— Start Data supplied —

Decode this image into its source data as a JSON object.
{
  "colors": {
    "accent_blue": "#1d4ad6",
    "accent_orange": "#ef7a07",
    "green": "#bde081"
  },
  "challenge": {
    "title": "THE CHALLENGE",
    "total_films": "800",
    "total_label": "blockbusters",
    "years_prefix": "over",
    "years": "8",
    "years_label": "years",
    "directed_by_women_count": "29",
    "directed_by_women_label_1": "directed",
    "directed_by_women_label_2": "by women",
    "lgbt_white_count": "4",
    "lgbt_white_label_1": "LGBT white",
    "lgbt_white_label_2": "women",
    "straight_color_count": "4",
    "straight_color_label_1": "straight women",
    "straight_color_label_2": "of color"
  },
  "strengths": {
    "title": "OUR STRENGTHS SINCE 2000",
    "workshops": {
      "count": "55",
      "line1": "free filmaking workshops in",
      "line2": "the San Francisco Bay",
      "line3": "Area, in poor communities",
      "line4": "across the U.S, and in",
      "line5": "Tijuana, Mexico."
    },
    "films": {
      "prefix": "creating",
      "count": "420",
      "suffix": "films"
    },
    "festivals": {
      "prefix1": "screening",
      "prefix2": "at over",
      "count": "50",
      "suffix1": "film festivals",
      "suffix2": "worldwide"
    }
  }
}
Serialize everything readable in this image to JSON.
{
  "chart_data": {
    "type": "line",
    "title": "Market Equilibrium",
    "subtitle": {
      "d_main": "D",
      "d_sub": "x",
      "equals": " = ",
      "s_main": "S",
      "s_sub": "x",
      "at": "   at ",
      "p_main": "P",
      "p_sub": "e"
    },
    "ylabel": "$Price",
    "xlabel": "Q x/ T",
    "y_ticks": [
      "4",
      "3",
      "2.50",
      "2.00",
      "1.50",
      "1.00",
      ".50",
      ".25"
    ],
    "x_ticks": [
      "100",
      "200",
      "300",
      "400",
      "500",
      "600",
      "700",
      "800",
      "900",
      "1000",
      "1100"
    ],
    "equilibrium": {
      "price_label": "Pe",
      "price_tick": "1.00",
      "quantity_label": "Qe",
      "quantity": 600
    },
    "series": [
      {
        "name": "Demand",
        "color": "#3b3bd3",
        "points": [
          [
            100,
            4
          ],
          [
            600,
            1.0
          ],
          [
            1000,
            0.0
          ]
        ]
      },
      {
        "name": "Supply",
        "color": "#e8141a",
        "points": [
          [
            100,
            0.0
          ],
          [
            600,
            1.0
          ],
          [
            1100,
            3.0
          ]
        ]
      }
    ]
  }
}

— End Data supplied —

What this task involves: Read the entries and select each line where the word "workshops" is found.

Expected output:
    "workshops": {
      "line1": "free filmaking workshops in",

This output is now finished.